======== Dataset rows
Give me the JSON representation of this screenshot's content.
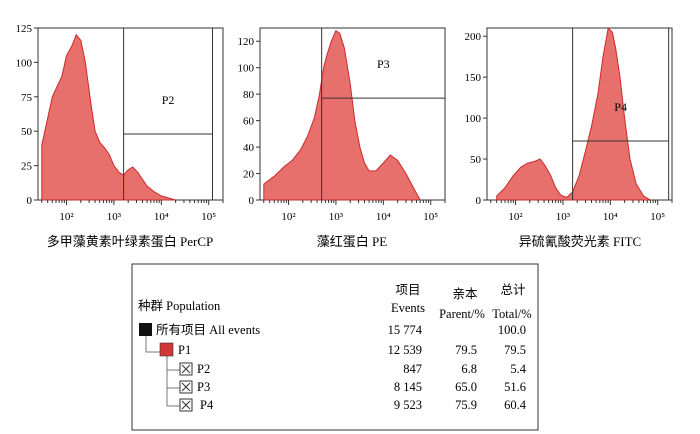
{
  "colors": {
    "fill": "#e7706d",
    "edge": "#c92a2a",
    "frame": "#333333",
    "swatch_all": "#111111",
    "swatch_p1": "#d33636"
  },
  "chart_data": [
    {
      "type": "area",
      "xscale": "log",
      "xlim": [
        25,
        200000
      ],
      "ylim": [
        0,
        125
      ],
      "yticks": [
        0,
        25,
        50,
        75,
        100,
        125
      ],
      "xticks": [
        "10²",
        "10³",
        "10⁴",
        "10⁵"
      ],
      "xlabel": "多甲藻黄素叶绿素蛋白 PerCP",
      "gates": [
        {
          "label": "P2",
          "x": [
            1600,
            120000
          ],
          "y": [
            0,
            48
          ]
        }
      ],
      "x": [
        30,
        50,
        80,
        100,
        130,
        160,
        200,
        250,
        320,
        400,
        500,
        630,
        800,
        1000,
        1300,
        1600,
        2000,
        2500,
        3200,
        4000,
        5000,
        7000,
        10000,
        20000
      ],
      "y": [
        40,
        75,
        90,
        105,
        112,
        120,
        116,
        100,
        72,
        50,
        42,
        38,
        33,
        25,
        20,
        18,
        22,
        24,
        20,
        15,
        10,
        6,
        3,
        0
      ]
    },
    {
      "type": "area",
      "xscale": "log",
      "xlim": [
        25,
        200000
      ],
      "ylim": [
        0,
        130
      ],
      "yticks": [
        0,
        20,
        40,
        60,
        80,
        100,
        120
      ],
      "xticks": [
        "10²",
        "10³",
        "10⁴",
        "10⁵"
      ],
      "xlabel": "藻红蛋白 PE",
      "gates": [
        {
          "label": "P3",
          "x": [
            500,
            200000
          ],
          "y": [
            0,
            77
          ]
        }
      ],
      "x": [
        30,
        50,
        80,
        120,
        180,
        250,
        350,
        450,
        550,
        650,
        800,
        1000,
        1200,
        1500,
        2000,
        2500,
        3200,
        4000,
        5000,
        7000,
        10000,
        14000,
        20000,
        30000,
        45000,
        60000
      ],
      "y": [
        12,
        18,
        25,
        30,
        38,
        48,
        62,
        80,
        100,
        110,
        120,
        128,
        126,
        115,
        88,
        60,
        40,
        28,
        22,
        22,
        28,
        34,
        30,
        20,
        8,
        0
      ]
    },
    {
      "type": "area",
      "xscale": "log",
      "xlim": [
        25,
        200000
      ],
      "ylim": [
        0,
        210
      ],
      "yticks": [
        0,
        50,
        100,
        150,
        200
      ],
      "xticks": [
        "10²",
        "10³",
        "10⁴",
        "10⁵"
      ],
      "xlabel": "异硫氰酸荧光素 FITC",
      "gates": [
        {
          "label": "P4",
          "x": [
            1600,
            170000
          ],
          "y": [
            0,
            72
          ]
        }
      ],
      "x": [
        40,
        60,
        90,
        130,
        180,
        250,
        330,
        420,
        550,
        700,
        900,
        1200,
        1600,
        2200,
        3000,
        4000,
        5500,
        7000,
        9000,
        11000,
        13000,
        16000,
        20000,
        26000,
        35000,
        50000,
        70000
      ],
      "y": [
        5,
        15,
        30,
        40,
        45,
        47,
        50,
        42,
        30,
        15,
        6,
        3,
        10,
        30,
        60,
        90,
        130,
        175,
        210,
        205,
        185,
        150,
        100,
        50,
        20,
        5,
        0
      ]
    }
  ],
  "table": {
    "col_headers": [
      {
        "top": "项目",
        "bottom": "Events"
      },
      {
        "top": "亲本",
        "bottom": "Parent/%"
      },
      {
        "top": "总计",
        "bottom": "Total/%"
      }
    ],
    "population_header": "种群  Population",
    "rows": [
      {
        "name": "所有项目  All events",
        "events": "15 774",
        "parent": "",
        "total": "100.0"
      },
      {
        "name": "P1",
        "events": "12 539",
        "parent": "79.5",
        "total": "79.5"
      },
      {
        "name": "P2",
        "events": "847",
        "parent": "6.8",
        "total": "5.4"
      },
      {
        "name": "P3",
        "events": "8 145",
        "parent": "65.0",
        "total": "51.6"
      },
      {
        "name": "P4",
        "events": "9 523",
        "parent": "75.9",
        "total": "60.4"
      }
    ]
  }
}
================
> **What to produce**: Copy all the entries word for word. Omit any pictures.

> **Result of the task**:
Give me the JSON representation of this screenshot's content.
{
  "colors": {
    "fill": "#e7706d",
    "edge": "#c92a2a",
    "frame": "#333333",
    "swatch_all": "#111111",
    "swatch_p1": "#d33636"
  },
  "chart_data": [
    {
      "type": "area",
      "xscale": "log",
      "xlim": [
        25,
        200000
      ],
      "ylim": [
        0,
        125
      ],
      "yticks": [
        0,
        25,
        50,
        75,
        100,
        125
      ],
      "xticks": [
        "10²",
        "10³",
        "10⁴",
        "10⁵"
      ],
      "xlabel": "多甲藻黄素叶绿素蛋白 PerCP",
      "gates": [
        {
          "label": "P2",
          "x": [
            1600,
            120000
          ],
          "y": [
            0,
            48
          ]
        }
      ],
      "x": [
        30,
        50,
        80,
        100,
        130,
        160,
        200,
        250,
        320,
        400,
        500,
        630,
        800,
        1000,
        1300,
        1600,
        2000,
        2500,
        3200,
        4000,
        5000,
        7000,
        10000,
        20000
      ],
      "y": [
        40,
        75,
        90,
        105,
        112,
        120,
        116,
        100,
        72,
        50,
        42,
        38,
        33,
        25,
        20,
        18,
        22,
        24,
        20,
        15,
        10,
        6,
        3,
        0
      ]
    },
    {
      "type": "area",
      "xscale": "log",
      "xlim": [
        25,
        200000
      ],
      "ylim": [
        0,
        130
      ],
      "yticks": [
        0,
        20,
        40,
        60,
        80,
        100,
        120
      ],
      "xticks": [
        "10²",
        "10³",
        "10⁴",
        "10⁵"
      ],
      "xlabel": "藻红蛋白 PE",
      "gates": [
        {
          "label": "P3",
          "x": [
            500,
            200000
          ],
          "y": [
            0,
            77
          ]
        }
      ],
      "x": [
        30,
        50,
        80,
        120,
        180,
        250,
        350,
        450,
        550,
        650,
        800,
        1000,
        1200,
        1500,
        2000,
        2500,
        3200,
        4000,
        5000,
        7000,
        10000,
        14000,
        20000,
        30000,
        45000,
        60000
      ],
      "y": [
        12,
        18,
        25,
        30,
        38,
        48,
        62,
        80,
        100,
        110,
        120,
        128,
        126,
        115,
        88,
        60,
        40,
        28,
        22,
        22,
        28,
        34,
        30,
        20,
        8,
        0
      ]
    },
    {
      "type": "area",
      "xscale": "log",
      "xlim": [
        25,
        200000
      ],
      "ylim": [
        0,
        210
      ],
      "yticks": [
        0,
        50,
        100,
        150,
        200
      ],
      "xticks": [
        "10²",
        "10³",
        "10⁴",
        "10⁵"
      ],
      "xlabel": "异硫氰酸荧光素 FITC",
      "gates": [
        {
          "label": "P4",
          "x": [
            1600,
            170000
          ],
          "y": [
            0,
            72
          ]
        }
      ],
      "x": [
        40,
        60,
        90,
        130,
        180,
        250,
        330,
        420,
        550,
        700,
        900,
        1200,
        1600,
        2200,
        3000,
        4000,
        5500,
        7000,
        9000,
        11000,
        13000,
        16000,
        20000,
        26000,
        35000,
        50000,
        70000
      ],
      "y": [
        5,
        15,
        30,
        40,
        45,
        47,
        50,
        42,
        30,
        15,
        6,
        3,
        10,
        30,
        60,
        90,
        130,
        175,
        210,
        205,
        185,
        150,
        100,
        50,
        20,
        5,
        0
      ]
    }
  ],
  "table": {
    "col_headers": [
      {
        "top": "项目",
        "bottom": "Events"
      },
      {
        "top": "亲本",
        "bottom": "Parent/%"
      },
      {
        "top": "总计",
        "bottom": "Total/%"
      }
    ],
    "population_header": "种群  Population",
    "rows": [
      {
        "name": "所有项目  All events",
        "events": "15 774",
        "parent": "",
        "total": "100.0"
      },
      {
        "name": "P1",
        "events": "12 539",
        "parent": "79.5",
        "total": "79.5"
      },
      {
        "name": "P2",
        "events": "847",
        "parent": "6.8",
        "total": "5.4"
      },
      {
        "name": "P3",
        "events": "8 145",
        "parent": "65.0",
        "total": "51.6"
      },
      {
        "name": "P4",
        "events": "9 523",
        "parent": "75.9",
        "total": "60.4"
      }
    ]
  }
}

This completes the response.